Task details — Copy out each line of the data holding "most".

++++ Task input

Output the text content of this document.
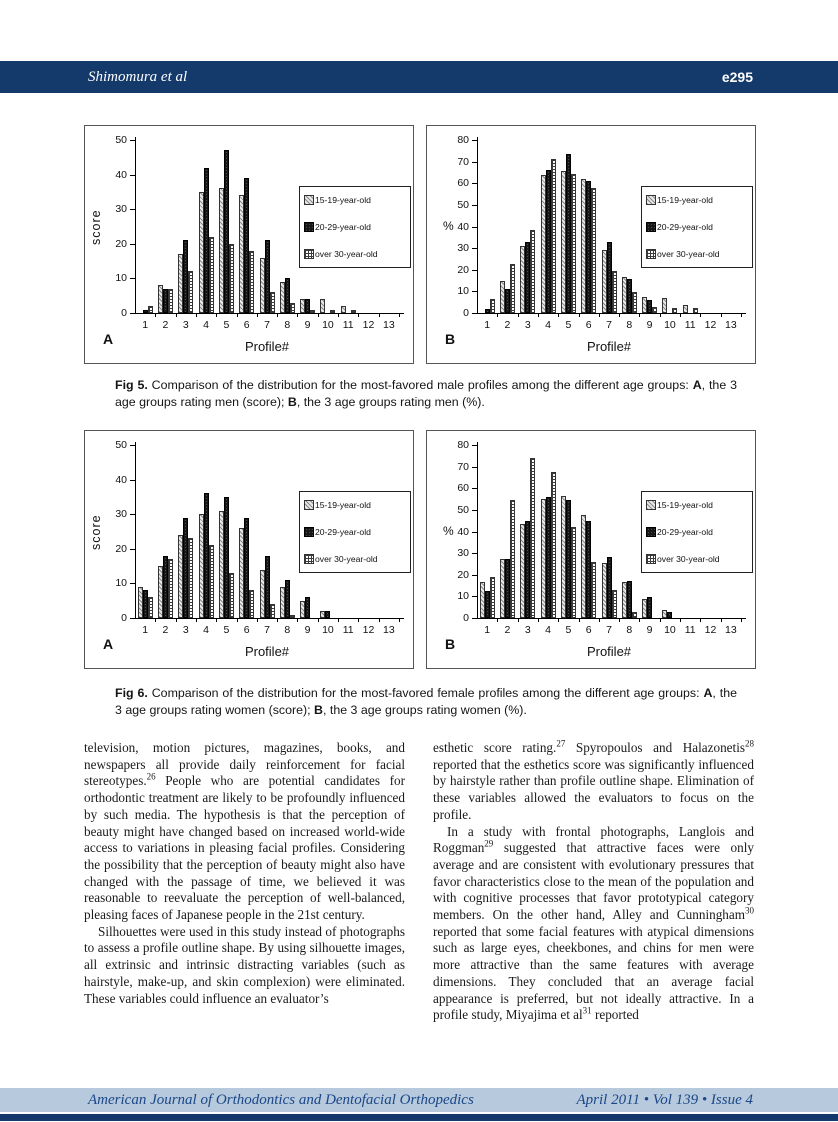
Shimomura et al	e295
0
10
20
30
40
50
1	2	3	4	5	6	7	8	9	10 11 12 13
score
Profile#
A
15-19-year-old
20-29-year-old
over 30-year-old
0
10
20
30
40
50
60
70
80
1	2	3	4	5	6	7	8	9	10 11 12 13
%
Profile#
B
15-19-year-old
20-29-year-old
over 30-year-old

Fig 5. Comparison of the distribution for the most-favored male profiles among the different age groups: A, the 3 age groups rating men (score); B, the 3 age groups rating men (%).

0
10
20
30
40
50
1	2	3	4	5	6	7	8	9	10 11 12 13
score
Profile#
A
15-19-year-old
20-29-year-old
over 30-year-old
0
10
20
30
40
50
60
70
80
1	2	3	4	5	6	7	8	9	10 11 12 13
%
Profile#
B
15-19-year-old
20-29-year-old
over 30-year-old

Fig 6. Comparison of the distribution for the most-favored female profiles among the different age groups: A, the 3 age groups rating women (score); B, the 3 age groups rating women (%).

television, motion pictures, magazines, books, and newspapers all provide daily reinforcement for facial stereotypes.$^{26}$ People who are potential candidates for orthodontic treatment are likely to be profoundly influenced by such media. The hypothesis is that the perception of beauty might have changed based on increased world-wide access to variations in pleasing facial profiles. Considering the possibility that the perception of beauty might also have changed with the passage of time, we believed it was reasonable to reevaluate the perception of well-balanced, pleasing faces of Japanese people in the 21st century.

Silhouettes were used in this study instead of photographs to assess a profile outline shape. By using silhouette images, all extrinsic and intrinsic distracting variables (such as hairstyle, make-up, and skin complexion) were eliminated. These variables could influence an evaluator’s

esthetic score rating.$^{27}$ Spyropoulos and Halazonetis$^{28}$ reported that the esthetics score was significantly influenced by hairstyle rather than profile outline shape. Elimination of these variables allowed the evaluators to focus on the profile.

In a study with frontal photographs, Langlois and Roggman$^{29}$ suggested that attractive faces were only average and are consistent with evolutionary pressures that favor characteristics close to the mean of the population and with cognitive processes that favor prototypical category members. On the other hand, Alley and Cunningham$^{30}$ reported that some facial features with atypical dimensions such as large eyes, cheekbones, and chins for men were more attractive than the same features with average dimensions. They concluded that an average facial appearance is preferred, but not ideally attractive. In a profile study, Miyajima et $al^{31}$ reported

American Journal of Orthodontics and Dentofacial Orthopedics	April 2011 • Vol 139 • Issue 4
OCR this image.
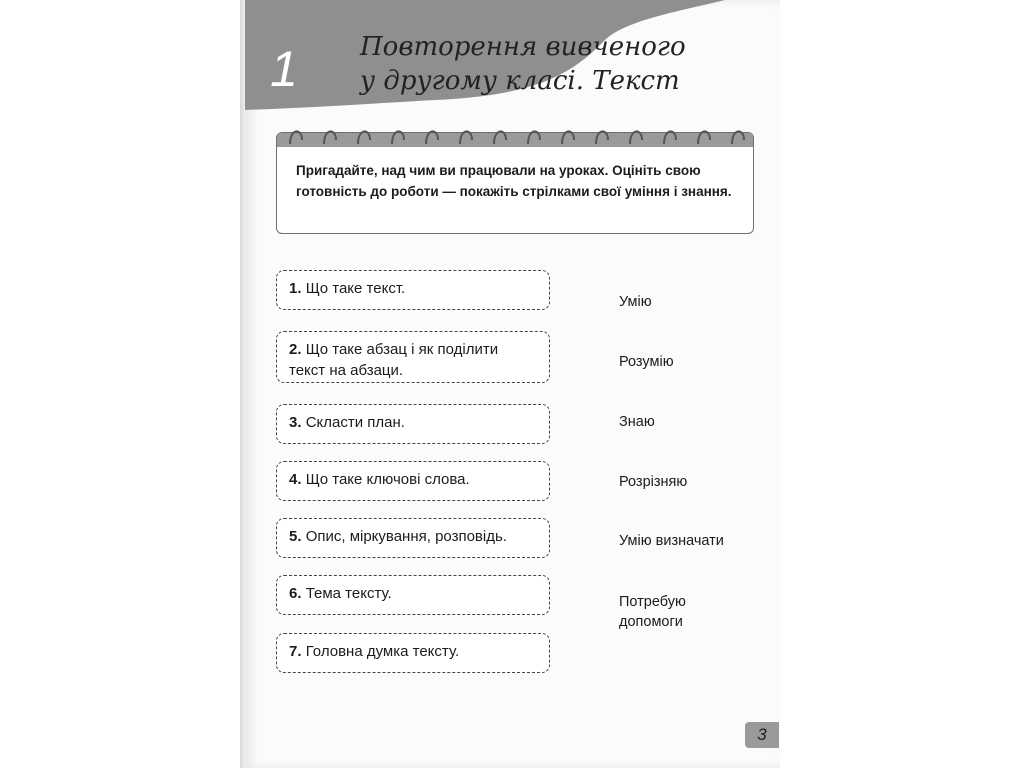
1 Повторення вивченого

у другому класі. Текст
Пригадайте, над чим ви працювали на уроках. Оцініть свою готовність до роботи — покажіть стрілками свої уміння і знання.
1. Що таке текст.
2. Що таке абзац і як поділити текст на абзаци.
3. Скласти план.
4. Що таке ключові слова.
5. Опис, міркування, розповідь.
6. Тема тексту.
7. Головна думка тексту.
Умію
Розумію
Знаю
Розрізняю
Умію визначати
Потребую допомоги
3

++++++++

Problem solution —
Fig 5. Comparison of the distribution for the most-favored male profiles among the different age groups: A, the 3 age groups rating men (score); B, the 3 age groups rating men (%).
Fig 6. Comparison of the distribution for the most-favored female profiles among the different age groups: A, the 3 age groups rating women (score); B, the 3 age groups rating women (%).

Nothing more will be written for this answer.